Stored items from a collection
-- BEGIN --

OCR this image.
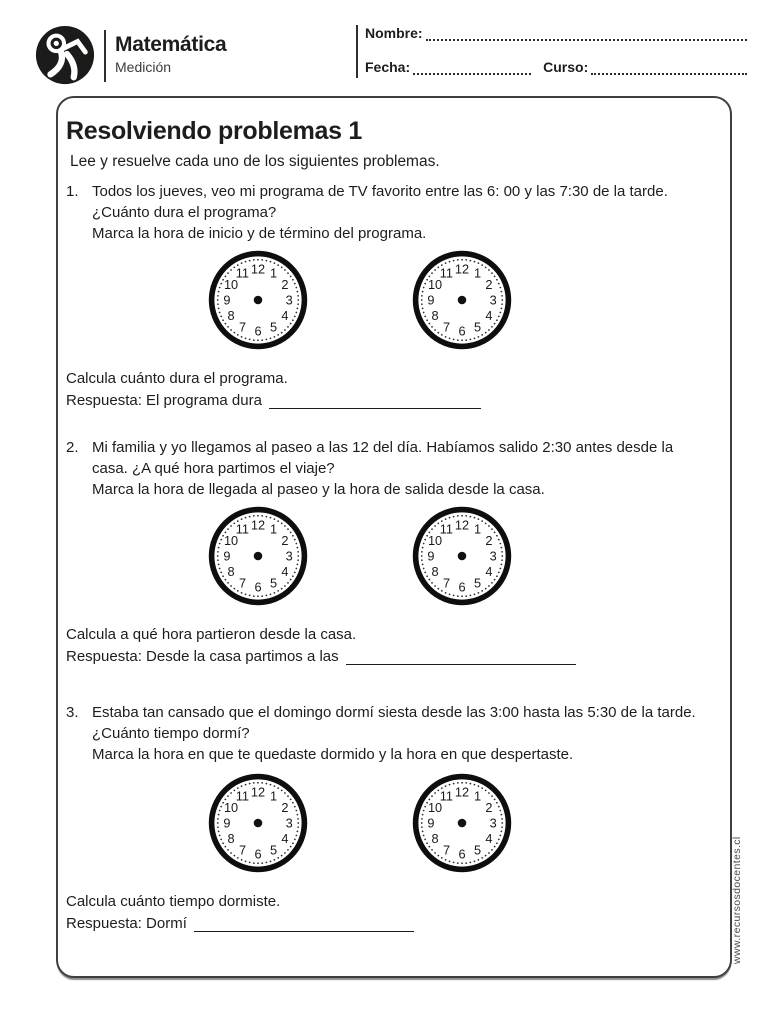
Matemática
Medición
Nombre:
Fecha:	Curso:
Resolviendo problemas 1
Lee y resuelve cada uno de los siguientes problemas.
1. Todos los jueves, veo mi programa de TV favorito entre las 6: 00 y las 7:30 de la tarde. ¿Cuánto dura el programa?
Marca la hora de inicio y de término del programa.
12 1
2
3
4
5
6
7
8
9
10
11	12 1
2
3
4
5
6
7
8
9
10
11
Calcula cuánto dura el programa.
Respuesta: El programa dura
2. Mi familia y yo llegamos al paseo a las 12 del día. Habíamos salido 2:30 antes desde la casa. ¿A qué hora partimos el viaje?
Marca la hora de llegada al paseo y la hora de salida desde la casa.
12 1
2
3
4
5
6
7
8
9
10
11	12 1
2
3
4
5
6
7
8
9
10
11
Calcula a qué hora partieron desde la casa.
Respuesta: Desde la casa partimos a las
3. Estaba tan cansado que el domingo dormí siesta desde las 3:00 hasta las 5:30 de la tarde. ¿Cuánto tiempo dormí?
Marca la hora en que te quedaste dormido y la hora en que despertaste.
12 1
2
3
4
5
6
7
8
9
10
11	12 1
2
3
4
5
6
7
8
9
10
11
Calcula cuánto tiempo dormiste.
Respuesta: Dormí	www.recursosdocentes.cl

-- END --

Exercise objective
Sift the material for lines with the string "Marca". Copy each one found.

Task solution
Marca la hora de inicio y de término del programa.
Marca la hora de llegada al paseo y la hora de salida desde la casa.
Marca la hora en que te quedaste dormido y la hora en que despertaste.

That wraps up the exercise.